**Task statement:**
Return every line below as is, leaving out the pictures.

**Extracted data entries:**
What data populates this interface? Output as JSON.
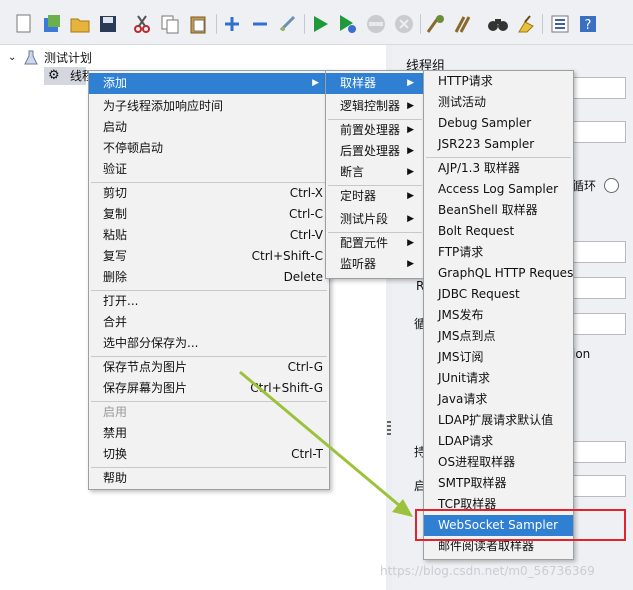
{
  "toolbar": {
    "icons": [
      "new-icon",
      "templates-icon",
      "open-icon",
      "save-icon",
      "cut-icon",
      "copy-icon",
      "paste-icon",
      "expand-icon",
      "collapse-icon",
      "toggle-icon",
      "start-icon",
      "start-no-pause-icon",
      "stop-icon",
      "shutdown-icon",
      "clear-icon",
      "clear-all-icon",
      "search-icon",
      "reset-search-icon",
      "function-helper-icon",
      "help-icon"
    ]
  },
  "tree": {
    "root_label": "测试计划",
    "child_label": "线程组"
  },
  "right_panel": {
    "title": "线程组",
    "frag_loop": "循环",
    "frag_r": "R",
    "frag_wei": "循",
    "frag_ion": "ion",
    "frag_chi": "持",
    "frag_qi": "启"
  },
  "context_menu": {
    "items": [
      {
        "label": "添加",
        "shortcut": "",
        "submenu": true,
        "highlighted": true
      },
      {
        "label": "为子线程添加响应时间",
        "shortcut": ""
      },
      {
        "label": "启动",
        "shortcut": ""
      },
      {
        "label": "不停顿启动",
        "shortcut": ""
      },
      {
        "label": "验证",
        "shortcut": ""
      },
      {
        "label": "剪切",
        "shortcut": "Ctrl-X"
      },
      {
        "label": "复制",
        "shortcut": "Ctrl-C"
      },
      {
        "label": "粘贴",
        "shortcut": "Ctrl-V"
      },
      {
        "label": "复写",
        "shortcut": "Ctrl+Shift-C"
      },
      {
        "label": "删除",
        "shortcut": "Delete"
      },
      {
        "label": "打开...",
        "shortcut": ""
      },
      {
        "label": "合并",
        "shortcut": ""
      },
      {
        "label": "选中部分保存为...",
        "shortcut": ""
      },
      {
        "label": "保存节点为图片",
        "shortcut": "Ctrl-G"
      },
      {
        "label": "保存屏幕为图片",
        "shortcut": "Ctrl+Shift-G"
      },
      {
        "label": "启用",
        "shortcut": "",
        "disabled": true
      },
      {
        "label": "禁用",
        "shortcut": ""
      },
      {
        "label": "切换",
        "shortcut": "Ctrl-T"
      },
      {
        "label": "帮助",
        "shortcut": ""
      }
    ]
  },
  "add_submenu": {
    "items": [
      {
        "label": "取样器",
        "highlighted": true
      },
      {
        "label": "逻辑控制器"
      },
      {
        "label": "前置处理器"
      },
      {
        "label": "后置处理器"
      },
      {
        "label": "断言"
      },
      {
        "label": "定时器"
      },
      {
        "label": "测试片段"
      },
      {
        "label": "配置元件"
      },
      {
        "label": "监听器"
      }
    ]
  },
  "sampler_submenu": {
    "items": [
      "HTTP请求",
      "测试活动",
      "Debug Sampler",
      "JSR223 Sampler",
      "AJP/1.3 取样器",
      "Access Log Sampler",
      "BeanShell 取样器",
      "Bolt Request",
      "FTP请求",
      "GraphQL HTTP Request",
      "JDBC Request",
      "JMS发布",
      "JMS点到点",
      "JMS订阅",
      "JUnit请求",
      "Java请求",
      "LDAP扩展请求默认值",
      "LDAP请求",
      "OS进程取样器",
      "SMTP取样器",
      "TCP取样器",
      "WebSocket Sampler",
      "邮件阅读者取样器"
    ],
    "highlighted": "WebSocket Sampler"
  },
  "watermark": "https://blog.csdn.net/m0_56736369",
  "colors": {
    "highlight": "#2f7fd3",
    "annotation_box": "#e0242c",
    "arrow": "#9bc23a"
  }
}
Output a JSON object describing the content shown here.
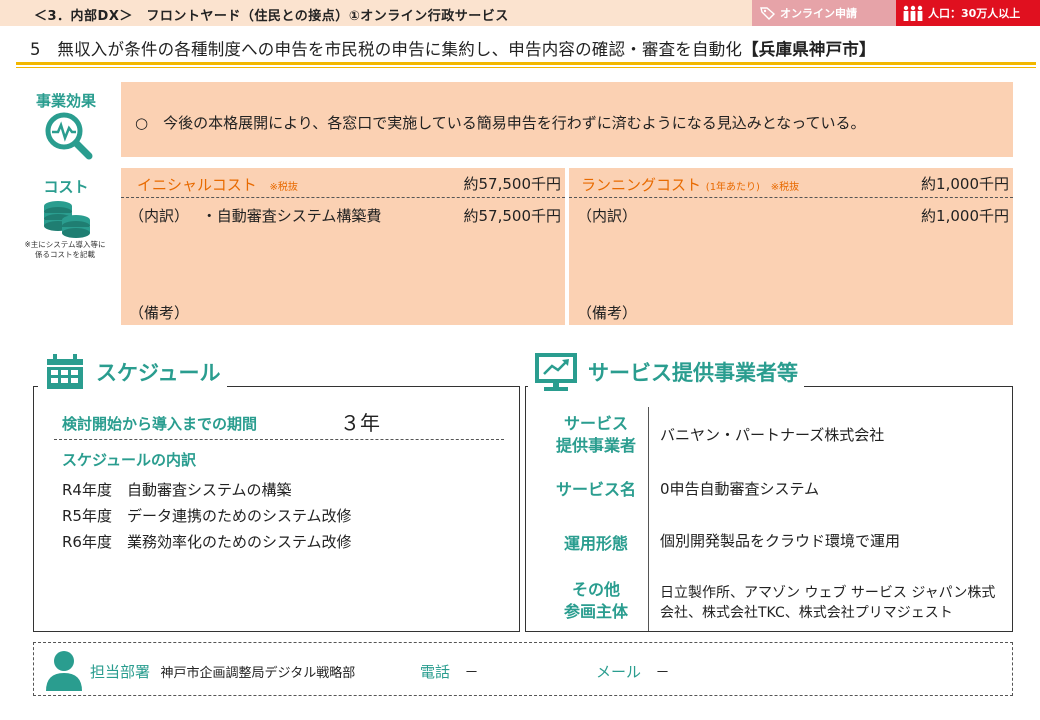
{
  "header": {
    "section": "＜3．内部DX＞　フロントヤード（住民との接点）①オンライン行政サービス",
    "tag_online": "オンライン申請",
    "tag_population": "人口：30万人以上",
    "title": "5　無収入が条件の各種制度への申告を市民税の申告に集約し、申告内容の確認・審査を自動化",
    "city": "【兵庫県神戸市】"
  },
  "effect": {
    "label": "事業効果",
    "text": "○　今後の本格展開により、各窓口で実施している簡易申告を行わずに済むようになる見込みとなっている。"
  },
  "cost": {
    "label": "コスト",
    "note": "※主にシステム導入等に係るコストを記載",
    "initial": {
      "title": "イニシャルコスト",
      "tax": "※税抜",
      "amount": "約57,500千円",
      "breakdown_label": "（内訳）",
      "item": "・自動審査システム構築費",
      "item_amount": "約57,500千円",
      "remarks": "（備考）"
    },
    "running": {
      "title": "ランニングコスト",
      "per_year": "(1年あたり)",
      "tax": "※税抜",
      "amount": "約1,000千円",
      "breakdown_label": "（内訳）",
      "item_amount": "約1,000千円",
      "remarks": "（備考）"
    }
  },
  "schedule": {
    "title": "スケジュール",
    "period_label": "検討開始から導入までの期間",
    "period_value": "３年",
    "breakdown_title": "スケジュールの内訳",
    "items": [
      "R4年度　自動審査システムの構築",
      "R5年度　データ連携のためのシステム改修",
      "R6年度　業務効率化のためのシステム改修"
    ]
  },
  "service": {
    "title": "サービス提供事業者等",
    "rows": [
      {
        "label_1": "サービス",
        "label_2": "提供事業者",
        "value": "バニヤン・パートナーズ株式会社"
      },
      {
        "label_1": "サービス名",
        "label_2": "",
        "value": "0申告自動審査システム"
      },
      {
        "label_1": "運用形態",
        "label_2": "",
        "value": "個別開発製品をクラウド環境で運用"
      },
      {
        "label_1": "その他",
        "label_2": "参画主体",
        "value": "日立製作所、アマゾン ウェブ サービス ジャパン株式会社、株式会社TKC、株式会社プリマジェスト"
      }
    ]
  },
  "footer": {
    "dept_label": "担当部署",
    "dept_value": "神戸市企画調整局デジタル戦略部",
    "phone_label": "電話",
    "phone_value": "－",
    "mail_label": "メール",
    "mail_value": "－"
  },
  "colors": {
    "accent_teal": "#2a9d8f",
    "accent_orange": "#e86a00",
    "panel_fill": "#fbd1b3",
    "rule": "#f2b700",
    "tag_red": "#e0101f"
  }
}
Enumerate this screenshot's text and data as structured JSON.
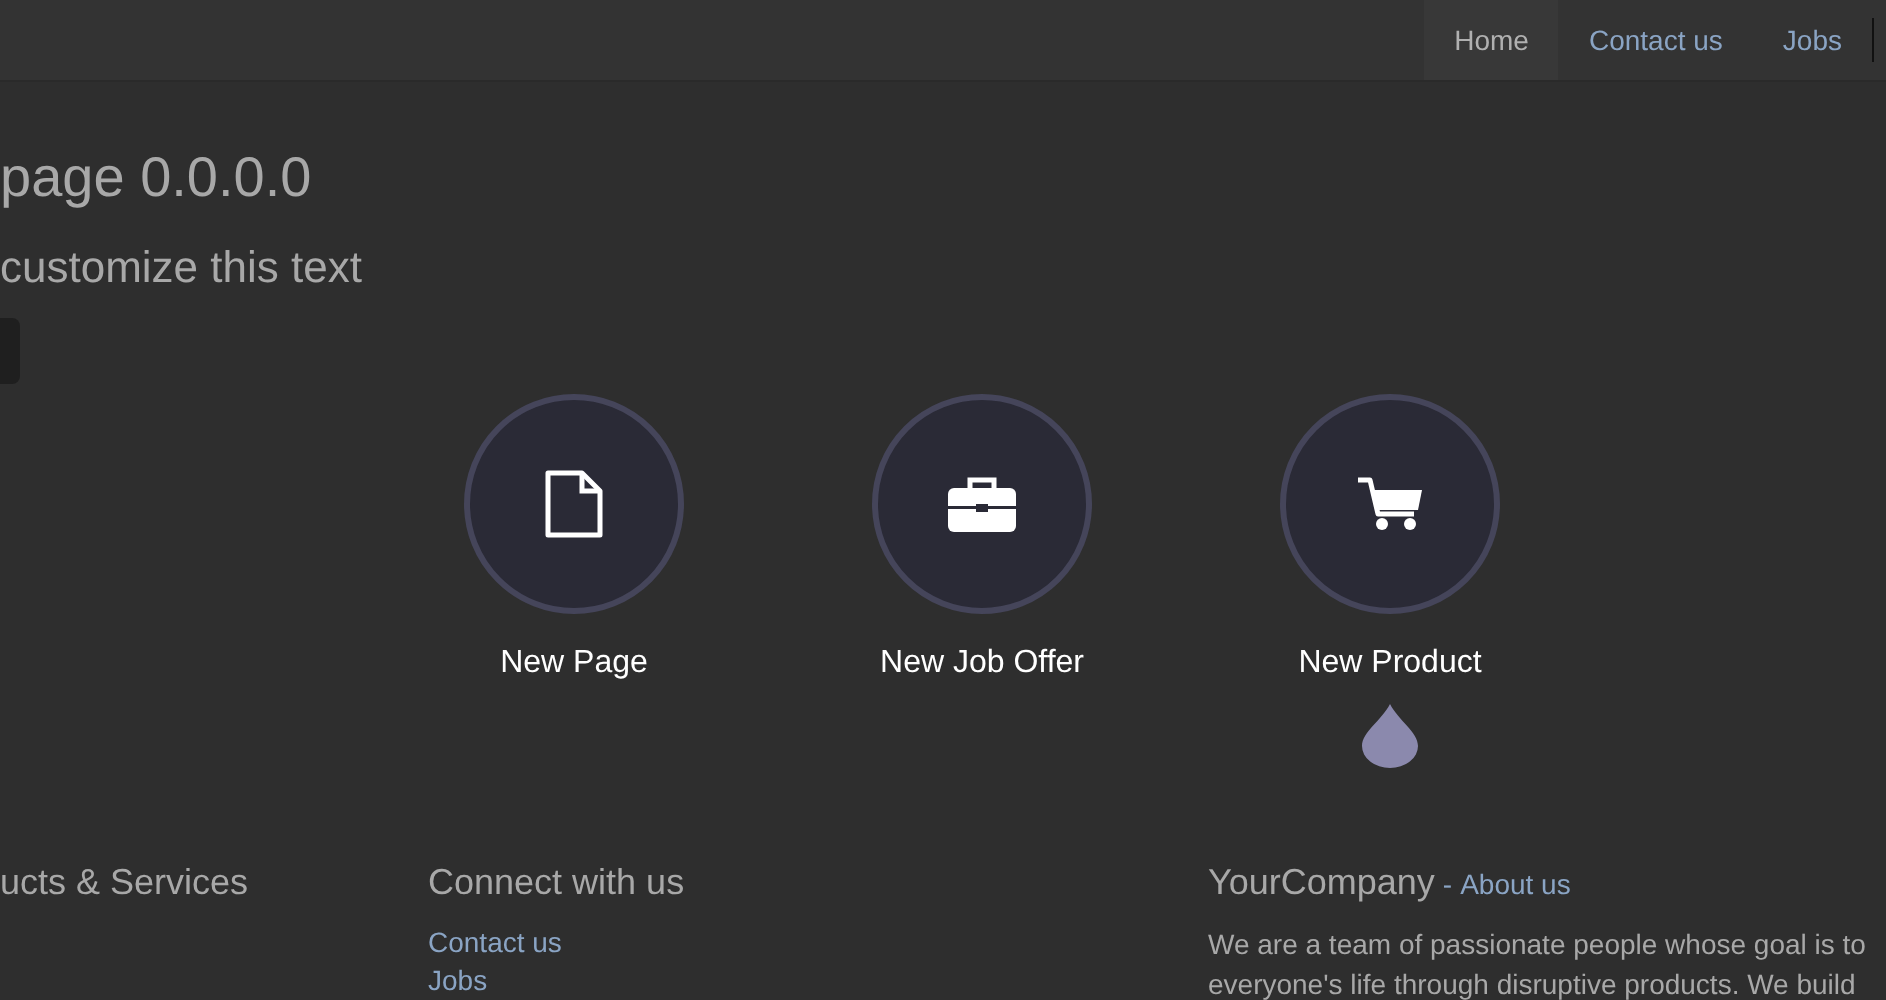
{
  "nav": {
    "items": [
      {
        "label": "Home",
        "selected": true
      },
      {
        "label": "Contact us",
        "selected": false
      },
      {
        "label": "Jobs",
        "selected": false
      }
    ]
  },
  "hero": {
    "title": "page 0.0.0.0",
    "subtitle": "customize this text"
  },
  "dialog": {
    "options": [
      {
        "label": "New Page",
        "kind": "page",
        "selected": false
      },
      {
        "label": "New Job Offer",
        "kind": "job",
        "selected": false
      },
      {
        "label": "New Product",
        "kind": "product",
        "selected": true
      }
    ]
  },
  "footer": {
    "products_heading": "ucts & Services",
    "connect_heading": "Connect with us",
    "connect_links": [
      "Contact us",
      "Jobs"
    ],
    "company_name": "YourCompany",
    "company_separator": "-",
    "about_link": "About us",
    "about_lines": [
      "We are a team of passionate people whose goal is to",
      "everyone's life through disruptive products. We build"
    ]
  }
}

**Final result:**
What data populates this interface? Output as JSON.
{
  "toolbar": {
    "icons": [
      "new-icon",
      "templates-icon",
      "open-icon",
      "save-icon",
      "cut-icon",
      "copy-icon",
      "paste-icon",
      "expand-icon",
      "collapse-icon",
      "toggle-icon",
      "start-icon",
      "start-no-pause-icon",
      "stop-icon",
      "shutdown-icon",
      "clear-icon",
      "clear-all-icon",
      "search-icon",
      "reset-search-icon",
      "function-helper-icon",
      "help-icon"
    ]
  },
  "tree": {
    "root_label": "测试计划",
    "child_label": "线程组"
  },
  "right_panel": {
    "title": "线程组",
    "frag_loop": "循环",
    "frag_r": "R",
    "frag_wei": "循",
    "frag_ion": "ion",
    "frag_chi": "持",
    "frag_qi": "启"
  },
  "context_menu": {
    "items": [
      {
        "label": "添加",
        "shortcut": "",
        "submenu": true,
        "highlighted": true
      },
      {
        "label": "为子线程添加响应时间",
        "shortcut": ""
      },
      {
        "label": "启动",
        "shortcut": ""
      },
      {
        "label": "不停顿启动",
        "shortcut": ""
      },
      {
        "label": "验证",
        "shortcut": ""
      },
      {
        "label": "剪切",
        "shortcut": "Ctrl-X"
      },
      {
        "label": "复制",
        "shortcut": "Ctrl-C"
      },
      {
        "label": "粘贴",
        "shortcut": "Ctrl-V"
      },
      {
        "label": "复写",
        "shortcut": "Ctrl+Shift-C"
      },
      {
        "label": "删除",
        "shortcut": "Delete"
      },
      {
        "label": "打开...",
        "shortcut": ""
      },
      {
        "label": "合并",
        "shortcut": ""
      },
      {
        "label": "选中部分保存为...",
        "shortcut": ""
      },
      {
        "label": "保存节点为图片",
        "shortcut": "Ctrl-G"
      },
      {
        "label": "保存屏幕为图片",
        "shortcut": "Ctrl+Shift-G"
      },
      {
        "label": "启用",
        "shortcut": "",
        "disabled": true
      },
      {
        "label": "禁用",
        "shortcut": ""
      },
      {
        "label": "切换",
        "shortcut": "Ctrl-T"
      },
      {
        "label": "帮助",
        "shortcut": ""
      }
    ]
  },
  "add_submenu": {
    "items": [
      {
        "label": "取样器",
        "highlighted": true
      },
      {
        "label": "逻辑控制器"
      },
      {
        "label": "前置处理器"
      },
      {
        "label": "后置处理器"
      },
      {
        "label": "断言"
      },
      {
        "label": "定时器"
      },
      {
        "label": "测试片段"
      },
      {
        "label": "配置元件"
      },
      {
        "label": "监听器"
      }
    ]
  },
  "sampler_submenu": {
    "items": [
      "HTTP请求",
      "测试活动",
      "Debug Sampler",
      "JSR223 Sampler",
      "AJP/1.3 取样器",
      "Access Log Sampler",
      "BeanShell 取样器",
      "Bolt Request",
      "FTP请求",
      "GraphQL HTTP Request",
      "JDBC Request",
      "JMS发布",
      "JMS点到点",
      "JMS订阅",
      "JUnit请求",
      "Java请求",
      "LDAP扩展请求默认值",
      "LDAP请求",
      "OS进程取样器",
      "SMTP取样器",
      "TCP取样器",
      "WebSocket Sampler",
      "邮件阅读者取样器"
    ],
    "highlighted": "WebSocket Sampler"
  },
  "watermark": "https://blog.csdn.net/m0_56736369",
  "colors": {
    "highlight": "#2f7fd3",
    "annotation_box": "#e0242c",
    "arrow": "#9bc23a"
  }
}
Output a JSON object describing the content shown here.
{
  "header": {
    "section": "＜3．内部DX＞　フロントヤード（住民との接点）①オンライン行政サービス",
    "tag_online": "オンライン申請",
    "tag_population": "人口：30万人以上",
    "title": "5　無収入が条件の各種制度への申告を市民税の申告に集約し、申告内容の確認・審査を自動化",
    "city": "【兵庫県神戸市】"
  },
  "effect": {
    "label": "事業効果",
    "text": "○　今後の本格展開により、各窓口で実施している簡易申告を行わずに済むようになる見込みとなっている。"
  },
  "cost": {
    "label": "コスト",
    "note": "※主にシステム導入等に係るコストを記載",
    "initial": {
      "title": "イニシャルコスト",
      "tax": "※税抜",
      "amount": "約57,500千円",
      "breakdown_label": "（内訳）",
      "item": "・自動審査システム構築費",
      "item_amount": "約57,500千円",
      "remarks": "（備考）"
    },
    "running": {
      "title": "ランニングコスト",
      "per_year": "(1年あたり)",
      "tax": "※税抜",
      "amount": "約1,000千円",
      "breakdown_label": "（内訳）",
      "item_amount": "約1,000千円",
      "remarks": "（備考）"
    }
  },
  "schedule": {
    "title": "スケジュール",
    "period_label": "検討開始から導入までの期間",
    "period_value": "３年",
    "breakdown_title": "スケジュールの内訳",
    "items": [
      "R4年度　自動審査システムの構築",
      "R5年度　データ連携のためのシステム改修",
      "R6年度　業務効率化のためのシステム改修"
    ]
  },
  "service": {
    "title": "サービス提供事業者等",
    "rows": [
      {
        "label_1": "サービス",
        "label_2": "提供事業者",
        "value": "バニヤン・パートナーズ株式会社"
      },
      {
        "label_1": "サービス名",
        "label_2": "",
        "value": "0申告自動審査システム"
      },
      {
        "label_1": "運用形態",
        "label_2": "",
        "value": "個別開発製品をクラウド環境で運用"
      },
      {
        "label_1": "その他",
        "label_2": "参画主体",
        "value": "日立製作所、アマゾン ウェブ サービス ジャパン株式会社、株式会社TKC、株式会社プリマジェスト"
      }
    ]
  },
  "footer": {
    "dept_label": "担当部署",
    "dept_value": "神戸市企画調整局デジタル戦略部",
    "phone_label": "電話",
    "phone_value": "－",
    "mail_label": "メール",
    "mail_value": "－"
  },
  "colors": {
    "accent_teal": "#2a9d8f",
    "accent_orange": "#e86a00",
    "panel_fill": "#fbd1b3",
    "rule": "#f2b700",
    "tag_red": "#e0101f"
  }
}
Enumerate this screenshot's text and data as structured JSON.
{
  "nav": {
    "items": [
      {
        "label": "Home",
        "selected": true
      },
      {
        "label": "Contact us",
        "selected": false
      },
      {
        "label": "Jobs",
        "selected": false
      }
    ]
  },
  "hero": {
    "title": "page 0.0.0.0",
    "subtitle": "customize this text"
  },
  "dialog": {
    "options": [
      {
        "label": "New Page",
        "kind": "page",
        "selected": false
      },
      {
        "label": "New Job Offer",
        "kind": "job",
        "selected": false
      },
      {
        "label": "New Product",
        "kind": "product",
        "selected": true
      }
    ]
  },
  "footer": {
    "products_heading": "ucts & Services",
    "connect_heading": "Connect with us",
    "connect_links": [
      "Contact us",
      "Jobs"
    ],
    "company_name": "YourCompany",
    "company_separator": "-",
    "about_link": "About us",
    "about_lines": [
      "We are a team of passionate people whose goal is to",
      "everyone's life through disruptive products. We build"
    ]
  }
}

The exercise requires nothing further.